## EXERCISE DIRECTIONS
Of all the lines in the records below, how many hold the word "Willi"? Give the number alone.

[Saved data entries]
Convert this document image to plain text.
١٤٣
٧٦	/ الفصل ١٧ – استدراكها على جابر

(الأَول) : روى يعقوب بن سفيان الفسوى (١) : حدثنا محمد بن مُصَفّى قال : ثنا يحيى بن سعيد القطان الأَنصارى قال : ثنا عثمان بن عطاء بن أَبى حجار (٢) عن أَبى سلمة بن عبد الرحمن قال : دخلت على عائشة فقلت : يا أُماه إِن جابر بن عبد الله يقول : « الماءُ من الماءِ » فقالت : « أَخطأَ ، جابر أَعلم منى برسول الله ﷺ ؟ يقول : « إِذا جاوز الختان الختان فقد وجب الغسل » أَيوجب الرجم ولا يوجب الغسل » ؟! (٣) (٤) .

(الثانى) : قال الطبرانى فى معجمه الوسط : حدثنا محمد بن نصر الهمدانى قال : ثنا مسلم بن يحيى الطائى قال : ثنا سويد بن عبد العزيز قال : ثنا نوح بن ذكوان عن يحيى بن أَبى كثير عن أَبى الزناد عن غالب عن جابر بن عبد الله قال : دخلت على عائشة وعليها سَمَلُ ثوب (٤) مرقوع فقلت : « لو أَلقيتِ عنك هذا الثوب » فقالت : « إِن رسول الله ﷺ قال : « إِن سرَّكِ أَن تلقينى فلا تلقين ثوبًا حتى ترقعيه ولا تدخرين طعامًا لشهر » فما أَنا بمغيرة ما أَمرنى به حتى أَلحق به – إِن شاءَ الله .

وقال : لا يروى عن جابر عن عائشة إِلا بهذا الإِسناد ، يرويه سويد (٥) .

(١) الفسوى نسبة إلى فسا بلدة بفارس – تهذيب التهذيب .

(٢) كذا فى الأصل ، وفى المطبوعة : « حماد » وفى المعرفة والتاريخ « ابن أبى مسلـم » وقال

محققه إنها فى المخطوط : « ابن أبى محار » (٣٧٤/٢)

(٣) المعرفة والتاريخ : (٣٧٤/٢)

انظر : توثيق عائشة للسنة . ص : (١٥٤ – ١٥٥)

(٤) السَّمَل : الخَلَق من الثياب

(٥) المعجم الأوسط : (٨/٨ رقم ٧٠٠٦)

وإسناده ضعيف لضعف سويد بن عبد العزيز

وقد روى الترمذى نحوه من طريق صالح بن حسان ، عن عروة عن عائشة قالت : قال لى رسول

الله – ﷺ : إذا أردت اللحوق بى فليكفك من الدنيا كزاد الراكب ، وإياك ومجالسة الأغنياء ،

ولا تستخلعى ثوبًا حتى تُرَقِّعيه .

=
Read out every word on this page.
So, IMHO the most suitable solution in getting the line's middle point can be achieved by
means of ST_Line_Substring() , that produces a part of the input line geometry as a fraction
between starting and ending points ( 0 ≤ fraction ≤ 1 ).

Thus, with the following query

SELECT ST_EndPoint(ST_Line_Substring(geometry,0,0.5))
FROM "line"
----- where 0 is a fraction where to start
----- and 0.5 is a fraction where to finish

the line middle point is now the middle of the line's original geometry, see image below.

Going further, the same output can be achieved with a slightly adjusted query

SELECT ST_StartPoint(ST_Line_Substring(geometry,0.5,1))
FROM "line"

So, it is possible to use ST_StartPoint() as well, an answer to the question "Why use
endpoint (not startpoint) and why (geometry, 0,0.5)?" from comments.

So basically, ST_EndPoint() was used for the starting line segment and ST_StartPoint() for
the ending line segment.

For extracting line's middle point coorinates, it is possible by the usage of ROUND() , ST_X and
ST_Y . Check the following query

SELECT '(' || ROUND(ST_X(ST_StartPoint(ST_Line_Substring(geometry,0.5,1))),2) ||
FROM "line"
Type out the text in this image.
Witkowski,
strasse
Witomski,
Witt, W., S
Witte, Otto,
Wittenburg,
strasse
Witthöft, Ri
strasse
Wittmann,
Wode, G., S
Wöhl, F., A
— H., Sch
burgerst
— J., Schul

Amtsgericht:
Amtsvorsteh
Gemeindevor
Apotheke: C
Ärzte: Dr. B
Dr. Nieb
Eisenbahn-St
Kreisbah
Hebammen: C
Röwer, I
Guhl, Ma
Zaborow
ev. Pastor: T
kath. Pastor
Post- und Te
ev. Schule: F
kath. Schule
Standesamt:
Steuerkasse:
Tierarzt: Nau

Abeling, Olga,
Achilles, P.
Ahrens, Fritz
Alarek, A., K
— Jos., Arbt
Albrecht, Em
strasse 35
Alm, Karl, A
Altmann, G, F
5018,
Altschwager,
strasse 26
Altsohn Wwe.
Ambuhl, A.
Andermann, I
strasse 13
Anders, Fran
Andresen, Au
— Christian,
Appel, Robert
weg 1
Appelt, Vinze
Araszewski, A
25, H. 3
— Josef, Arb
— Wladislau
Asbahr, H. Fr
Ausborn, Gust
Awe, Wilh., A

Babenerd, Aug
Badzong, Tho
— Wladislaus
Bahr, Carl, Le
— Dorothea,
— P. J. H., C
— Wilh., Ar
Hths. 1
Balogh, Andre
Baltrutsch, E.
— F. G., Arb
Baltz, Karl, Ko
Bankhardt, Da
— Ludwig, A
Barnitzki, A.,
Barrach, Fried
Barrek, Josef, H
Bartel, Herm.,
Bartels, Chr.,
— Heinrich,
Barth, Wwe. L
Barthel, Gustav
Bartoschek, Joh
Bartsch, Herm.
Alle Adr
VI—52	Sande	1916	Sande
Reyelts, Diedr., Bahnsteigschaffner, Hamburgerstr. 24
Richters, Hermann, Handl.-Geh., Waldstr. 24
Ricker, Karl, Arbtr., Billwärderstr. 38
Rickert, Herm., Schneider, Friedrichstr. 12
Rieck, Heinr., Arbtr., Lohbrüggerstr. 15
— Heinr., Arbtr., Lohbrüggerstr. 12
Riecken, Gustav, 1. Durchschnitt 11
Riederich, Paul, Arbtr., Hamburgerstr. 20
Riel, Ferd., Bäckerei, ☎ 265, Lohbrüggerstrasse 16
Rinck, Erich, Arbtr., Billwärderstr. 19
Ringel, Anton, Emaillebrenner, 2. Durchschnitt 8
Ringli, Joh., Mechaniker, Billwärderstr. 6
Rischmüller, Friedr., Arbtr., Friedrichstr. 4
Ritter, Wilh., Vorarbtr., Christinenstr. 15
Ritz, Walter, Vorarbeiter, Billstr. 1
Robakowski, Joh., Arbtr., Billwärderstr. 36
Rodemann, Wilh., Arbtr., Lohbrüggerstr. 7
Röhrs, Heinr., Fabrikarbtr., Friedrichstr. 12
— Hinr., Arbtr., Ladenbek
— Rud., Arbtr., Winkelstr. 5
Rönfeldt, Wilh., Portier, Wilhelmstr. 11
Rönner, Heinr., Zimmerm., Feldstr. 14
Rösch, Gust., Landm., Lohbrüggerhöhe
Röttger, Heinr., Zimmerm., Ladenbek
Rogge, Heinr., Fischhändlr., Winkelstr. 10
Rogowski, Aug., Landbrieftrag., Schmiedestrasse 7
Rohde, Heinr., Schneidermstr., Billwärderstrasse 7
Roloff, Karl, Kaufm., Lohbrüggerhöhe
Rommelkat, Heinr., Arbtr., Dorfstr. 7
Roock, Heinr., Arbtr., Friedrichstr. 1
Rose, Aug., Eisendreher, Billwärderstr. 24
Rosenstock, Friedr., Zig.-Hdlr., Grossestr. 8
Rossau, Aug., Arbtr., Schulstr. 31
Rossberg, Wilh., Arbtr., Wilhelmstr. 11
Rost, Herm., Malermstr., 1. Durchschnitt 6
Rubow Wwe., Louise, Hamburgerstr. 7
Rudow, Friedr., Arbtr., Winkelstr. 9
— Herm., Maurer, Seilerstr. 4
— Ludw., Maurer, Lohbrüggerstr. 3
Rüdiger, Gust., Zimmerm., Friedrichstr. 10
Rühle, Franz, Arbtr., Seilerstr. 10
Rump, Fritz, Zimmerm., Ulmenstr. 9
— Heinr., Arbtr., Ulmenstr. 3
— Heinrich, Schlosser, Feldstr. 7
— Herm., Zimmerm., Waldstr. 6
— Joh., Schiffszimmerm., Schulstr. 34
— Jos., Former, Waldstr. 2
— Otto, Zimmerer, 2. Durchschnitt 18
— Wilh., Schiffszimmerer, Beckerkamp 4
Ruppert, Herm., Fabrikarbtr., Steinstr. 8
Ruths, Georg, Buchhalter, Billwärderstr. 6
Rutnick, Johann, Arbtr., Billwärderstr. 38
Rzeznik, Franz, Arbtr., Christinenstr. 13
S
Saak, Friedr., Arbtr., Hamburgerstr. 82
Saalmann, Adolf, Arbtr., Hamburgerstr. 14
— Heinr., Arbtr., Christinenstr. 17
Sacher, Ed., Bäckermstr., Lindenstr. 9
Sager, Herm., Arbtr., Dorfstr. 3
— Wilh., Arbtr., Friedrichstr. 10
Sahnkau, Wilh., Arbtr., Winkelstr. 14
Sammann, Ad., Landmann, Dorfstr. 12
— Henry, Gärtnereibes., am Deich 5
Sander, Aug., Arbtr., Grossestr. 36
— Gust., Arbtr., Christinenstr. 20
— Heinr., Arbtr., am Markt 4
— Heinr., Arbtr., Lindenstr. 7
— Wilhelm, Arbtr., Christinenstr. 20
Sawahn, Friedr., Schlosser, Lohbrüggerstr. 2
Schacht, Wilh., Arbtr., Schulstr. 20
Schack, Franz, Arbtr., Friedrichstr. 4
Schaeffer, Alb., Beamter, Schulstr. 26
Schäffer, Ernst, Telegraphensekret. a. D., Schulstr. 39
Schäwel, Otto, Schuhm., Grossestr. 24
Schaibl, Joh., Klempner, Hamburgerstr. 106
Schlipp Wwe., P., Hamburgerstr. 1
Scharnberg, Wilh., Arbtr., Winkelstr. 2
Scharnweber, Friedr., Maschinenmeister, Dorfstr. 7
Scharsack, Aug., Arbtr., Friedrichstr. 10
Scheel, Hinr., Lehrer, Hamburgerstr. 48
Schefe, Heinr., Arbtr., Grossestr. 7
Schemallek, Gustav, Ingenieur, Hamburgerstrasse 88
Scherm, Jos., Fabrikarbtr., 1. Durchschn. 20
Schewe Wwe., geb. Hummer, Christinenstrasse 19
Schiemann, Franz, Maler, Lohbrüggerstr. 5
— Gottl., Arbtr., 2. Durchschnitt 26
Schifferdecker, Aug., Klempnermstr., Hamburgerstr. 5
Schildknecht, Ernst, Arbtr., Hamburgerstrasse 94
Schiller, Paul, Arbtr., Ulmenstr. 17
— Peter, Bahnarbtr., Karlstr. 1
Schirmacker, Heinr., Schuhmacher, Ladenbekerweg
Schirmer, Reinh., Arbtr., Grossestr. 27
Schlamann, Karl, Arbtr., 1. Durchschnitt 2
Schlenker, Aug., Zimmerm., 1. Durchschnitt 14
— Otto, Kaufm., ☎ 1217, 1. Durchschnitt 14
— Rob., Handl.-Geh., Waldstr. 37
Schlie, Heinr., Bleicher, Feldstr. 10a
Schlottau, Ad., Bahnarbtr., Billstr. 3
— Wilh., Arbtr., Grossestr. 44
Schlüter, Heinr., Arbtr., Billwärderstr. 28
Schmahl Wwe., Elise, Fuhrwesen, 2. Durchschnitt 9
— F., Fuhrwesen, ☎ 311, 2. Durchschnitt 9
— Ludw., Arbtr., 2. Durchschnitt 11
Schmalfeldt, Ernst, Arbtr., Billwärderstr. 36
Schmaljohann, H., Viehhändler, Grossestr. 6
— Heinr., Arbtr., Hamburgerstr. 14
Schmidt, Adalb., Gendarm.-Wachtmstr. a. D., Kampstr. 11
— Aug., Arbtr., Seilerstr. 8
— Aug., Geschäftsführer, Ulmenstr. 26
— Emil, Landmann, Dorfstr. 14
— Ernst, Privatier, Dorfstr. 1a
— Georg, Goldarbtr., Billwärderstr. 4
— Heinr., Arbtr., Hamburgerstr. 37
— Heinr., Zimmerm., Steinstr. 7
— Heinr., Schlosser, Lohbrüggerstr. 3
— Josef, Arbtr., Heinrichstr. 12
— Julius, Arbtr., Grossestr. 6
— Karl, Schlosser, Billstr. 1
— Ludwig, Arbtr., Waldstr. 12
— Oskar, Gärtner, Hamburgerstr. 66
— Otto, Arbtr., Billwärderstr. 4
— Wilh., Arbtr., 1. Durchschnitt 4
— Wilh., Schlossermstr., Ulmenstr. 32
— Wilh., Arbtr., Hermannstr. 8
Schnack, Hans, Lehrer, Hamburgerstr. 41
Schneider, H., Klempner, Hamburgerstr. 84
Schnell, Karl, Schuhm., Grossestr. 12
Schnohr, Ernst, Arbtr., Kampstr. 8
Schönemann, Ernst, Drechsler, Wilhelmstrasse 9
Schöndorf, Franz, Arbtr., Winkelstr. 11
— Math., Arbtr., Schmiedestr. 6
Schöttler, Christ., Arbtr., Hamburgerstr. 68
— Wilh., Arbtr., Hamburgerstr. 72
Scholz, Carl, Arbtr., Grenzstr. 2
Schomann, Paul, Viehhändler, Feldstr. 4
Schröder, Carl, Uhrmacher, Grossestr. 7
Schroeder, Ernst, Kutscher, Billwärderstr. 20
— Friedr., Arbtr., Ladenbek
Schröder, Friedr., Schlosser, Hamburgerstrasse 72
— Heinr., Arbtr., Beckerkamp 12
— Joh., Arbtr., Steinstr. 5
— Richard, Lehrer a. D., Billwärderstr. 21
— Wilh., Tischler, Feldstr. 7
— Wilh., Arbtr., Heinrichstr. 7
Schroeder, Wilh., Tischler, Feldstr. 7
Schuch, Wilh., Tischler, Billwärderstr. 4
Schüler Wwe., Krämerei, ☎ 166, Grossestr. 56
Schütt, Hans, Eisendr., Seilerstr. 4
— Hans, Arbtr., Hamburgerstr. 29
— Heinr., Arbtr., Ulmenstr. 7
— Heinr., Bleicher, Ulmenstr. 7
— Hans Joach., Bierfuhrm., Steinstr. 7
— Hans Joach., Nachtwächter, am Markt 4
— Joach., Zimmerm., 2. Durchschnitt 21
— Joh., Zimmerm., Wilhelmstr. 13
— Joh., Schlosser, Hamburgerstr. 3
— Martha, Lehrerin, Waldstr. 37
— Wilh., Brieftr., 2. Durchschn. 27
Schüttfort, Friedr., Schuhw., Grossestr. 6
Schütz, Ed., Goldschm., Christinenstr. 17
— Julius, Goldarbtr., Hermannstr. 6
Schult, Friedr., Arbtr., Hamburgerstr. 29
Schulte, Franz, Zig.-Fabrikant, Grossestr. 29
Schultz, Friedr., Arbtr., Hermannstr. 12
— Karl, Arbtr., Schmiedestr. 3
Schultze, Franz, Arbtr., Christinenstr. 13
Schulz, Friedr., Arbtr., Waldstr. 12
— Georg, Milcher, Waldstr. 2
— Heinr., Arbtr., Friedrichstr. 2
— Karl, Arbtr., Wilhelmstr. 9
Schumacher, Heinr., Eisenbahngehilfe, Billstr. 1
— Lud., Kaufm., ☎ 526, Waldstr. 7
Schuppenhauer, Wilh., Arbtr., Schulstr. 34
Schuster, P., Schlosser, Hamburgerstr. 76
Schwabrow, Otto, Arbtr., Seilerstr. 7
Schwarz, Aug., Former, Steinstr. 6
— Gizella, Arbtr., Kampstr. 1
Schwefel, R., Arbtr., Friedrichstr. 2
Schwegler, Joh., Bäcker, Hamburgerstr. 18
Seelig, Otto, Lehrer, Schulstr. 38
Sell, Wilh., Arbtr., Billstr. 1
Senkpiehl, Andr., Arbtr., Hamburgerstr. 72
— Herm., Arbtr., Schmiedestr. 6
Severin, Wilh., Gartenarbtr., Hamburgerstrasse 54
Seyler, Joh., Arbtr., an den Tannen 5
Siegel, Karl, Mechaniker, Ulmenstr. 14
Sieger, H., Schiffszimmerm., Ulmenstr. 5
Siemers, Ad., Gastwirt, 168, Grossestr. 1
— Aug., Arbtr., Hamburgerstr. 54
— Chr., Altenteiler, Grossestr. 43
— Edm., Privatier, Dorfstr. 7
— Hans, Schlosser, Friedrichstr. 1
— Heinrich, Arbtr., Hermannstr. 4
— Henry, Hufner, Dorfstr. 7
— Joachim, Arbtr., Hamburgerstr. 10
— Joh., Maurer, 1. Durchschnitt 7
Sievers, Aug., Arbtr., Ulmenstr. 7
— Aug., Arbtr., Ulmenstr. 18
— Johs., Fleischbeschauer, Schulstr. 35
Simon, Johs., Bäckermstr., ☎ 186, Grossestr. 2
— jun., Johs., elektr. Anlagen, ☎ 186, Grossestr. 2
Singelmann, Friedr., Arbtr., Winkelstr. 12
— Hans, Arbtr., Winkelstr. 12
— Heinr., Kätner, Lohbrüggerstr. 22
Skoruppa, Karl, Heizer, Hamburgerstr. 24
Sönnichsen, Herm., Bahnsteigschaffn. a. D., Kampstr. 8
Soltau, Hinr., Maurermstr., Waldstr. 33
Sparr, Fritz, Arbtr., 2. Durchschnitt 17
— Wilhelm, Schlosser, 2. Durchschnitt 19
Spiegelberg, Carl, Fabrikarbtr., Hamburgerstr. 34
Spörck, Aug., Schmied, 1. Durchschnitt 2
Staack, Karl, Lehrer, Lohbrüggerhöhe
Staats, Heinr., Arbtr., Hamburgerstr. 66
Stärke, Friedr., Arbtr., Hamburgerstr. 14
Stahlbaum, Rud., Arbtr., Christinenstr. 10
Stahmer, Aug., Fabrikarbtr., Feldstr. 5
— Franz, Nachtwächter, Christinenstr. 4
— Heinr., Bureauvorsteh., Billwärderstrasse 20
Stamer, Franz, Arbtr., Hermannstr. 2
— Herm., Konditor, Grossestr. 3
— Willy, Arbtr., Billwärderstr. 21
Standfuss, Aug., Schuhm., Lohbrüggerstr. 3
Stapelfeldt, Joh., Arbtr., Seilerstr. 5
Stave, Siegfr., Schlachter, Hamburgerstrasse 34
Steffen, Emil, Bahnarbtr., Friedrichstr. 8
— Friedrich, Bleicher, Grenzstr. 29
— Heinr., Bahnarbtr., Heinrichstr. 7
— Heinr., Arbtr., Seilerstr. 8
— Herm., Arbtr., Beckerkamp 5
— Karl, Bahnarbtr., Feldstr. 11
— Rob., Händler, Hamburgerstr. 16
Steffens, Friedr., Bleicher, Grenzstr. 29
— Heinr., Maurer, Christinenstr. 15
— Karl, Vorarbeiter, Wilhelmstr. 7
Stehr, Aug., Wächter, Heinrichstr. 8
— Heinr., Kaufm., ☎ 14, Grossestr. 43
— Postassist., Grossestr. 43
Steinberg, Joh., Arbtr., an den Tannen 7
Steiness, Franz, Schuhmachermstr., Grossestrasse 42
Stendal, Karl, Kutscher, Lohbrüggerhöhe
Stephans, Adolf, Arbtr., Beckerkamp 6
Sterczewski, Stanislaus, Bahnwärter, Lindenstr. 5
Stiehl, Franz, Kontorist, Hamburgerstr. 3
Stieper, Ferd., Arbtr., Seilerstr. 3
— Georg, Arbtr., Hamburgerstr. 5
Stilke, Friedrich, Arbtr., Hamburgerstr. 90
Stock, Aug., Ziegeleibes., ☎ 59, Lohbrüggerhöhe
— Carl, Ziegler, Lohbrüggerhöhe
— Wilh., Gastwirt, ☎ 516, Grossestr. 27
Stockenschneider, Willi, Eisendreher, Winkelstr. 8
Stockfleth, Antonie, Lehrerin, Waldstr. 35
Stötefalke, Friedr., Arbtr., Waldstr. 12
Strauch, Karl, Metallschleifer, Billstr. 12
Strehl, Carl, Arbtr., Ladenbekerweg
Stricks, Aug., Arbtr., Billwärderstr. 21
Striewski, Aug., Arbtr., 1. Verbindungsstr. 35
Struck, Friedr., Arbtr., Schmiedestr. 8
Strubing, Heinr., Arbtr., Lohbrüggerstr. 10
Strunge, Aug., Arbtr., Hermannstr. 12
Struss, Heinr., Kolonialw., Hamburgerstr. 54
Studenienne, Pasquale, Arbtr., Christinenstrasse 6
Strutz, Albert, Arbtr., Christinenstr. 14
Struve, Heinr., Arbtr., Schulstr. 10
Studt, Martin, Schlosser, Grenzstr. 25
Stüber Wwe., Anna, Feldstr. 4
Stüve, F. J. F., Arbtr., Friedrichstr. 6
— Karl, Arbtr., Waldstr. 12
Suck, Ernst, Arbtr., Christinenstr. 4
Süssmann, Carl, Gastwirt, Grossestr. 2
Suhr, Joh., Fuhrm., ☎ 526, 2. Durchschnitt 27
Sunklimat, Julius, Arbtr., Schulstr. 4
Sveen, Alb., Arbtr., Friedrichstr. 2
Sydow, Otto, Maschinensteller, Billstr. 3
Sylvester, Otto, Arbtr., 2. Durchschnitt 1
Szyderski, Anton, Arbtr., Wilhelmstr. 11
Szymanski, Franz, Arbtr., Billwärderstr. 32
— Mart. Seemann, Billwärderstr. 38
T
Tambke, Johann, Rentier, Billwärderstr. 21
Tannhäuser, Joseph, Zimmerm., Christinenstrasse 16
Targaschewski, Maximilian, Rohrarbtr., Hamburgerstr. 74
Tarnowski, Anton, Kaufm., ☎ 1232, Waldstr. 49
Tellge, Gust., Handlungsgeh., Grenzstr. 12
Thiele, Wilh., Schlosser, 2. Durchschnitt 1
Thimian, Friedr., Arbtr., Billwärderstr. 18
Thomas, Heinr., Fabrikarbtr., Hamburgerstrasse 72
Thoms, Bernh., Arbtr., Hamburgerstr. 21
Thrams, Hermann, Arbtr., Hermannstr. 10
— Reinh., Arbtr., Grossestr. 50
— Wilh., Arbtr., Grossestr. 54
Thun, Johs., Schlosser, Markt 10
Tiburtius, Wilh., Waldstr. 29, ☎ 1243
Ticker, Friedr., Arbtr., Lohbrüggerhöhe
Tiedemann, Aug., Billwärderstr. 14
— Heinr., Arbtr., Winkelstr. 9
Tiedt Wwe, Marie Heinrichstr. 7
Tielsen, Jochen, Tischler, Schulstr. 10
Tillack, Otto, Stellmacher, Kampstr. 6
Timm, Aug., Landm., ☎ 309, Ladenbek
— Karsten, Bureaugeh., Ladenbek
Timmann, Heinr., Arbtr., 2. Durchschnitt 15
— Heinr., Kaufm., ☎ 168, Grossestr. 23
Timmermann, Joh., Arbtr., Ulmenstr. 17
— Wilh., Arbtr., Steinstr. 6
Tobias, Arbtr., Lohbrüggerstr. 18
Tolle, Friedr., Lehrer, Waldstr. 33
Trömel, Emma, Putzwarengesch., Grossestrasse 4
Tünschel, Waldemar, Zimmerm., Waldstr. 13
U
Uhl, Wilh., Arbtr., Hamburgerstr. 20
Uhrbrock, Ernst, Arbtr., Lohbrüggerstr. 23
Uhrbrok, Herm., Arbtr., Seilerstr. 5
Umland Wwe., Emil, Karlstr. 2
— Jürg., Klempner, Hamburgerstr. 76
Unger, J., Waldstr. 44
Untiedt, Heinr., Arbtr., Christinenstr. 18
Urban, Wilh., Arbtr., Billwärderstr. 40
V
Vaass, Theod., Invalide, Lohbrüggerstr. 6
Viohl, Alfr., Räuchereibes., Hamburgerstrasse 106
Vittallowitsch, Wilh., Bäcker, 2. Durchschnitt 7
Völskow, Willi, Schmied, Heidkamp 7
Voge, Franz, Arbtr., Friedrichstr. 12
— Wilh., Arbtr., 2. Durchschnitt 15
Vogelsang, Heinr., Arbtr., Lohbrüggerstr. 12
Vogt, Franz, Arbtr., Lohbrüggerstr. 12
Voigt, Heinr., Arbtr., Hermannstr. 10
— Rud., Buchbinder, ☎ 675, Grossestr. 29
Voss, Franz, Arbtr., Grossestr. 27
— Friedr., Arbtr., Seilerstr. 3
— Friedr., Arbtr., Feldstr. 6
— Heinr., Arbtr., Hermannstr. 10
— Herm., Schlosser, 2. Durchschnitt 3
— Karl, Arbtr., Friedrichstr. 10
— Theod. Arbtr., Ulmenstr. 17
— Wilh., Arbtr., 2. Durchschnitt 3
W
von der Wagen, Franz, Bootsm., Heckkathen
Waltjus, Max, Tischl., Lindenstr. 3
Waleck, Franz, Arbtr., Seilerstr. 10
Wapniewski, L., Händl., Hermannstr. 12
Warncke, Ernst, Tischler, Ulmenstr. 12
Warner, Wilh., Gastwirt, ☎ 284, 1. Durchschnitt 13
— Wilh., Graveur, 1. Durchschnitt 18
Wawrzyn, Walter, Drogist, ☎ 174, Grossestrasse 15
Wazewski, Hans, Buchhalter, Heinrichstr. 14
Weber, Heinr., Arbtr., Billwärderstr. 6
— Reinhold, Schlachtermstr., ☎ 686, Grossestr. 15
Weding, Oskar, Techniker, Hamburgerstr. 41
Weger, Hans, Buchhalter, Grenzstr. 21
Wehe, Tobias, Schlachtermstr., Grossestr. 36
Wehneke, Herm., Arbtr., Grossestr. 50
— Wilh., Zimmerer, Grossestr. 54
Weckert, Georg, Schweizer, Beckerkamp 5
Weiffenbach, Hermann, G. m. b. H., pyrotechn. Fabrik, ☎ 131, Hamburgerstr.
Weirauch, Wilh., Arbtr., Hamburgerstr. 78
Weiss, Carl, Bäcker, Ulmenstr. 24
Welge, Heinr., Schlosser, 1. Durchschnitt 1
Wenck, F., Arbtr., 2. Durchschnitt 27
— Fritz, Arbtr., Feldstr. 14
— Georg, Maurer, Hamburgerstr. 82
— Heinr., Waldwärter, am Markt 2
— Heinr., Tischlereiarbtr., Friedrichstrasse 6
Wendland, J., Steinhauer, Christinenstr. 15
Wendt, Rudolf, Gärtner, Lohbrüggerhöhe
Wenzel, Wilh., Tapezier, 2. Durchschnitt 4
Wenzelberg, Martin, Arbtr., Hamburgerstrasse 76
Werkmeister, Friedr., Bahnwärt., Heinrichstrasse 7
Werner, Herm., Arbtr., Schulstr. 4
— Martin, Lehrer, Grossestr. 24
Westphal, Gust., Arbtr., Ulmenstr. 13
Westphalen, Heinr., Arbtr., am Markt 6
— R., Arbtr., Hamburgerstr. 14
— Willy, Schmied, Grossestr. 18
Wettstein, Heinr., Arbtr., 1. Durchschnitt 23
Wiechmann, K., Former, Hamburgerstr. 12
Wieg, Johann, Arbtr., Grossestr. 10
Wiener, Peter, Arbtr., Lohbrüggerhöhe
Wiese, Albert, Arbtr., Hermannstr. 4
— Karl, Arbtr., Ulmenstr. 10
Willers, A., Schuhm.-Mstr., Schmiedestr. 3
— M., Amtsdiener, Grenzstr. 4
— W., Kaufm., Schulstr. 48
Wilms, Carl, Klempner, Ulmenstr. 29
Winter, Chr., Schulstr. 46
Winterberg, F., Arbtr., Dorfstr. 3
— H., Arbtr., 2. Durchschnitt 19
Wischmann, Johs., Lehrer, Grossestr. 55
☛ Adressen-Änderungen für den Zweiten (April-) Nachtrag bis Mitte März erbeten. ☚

## TASK ANSWER
2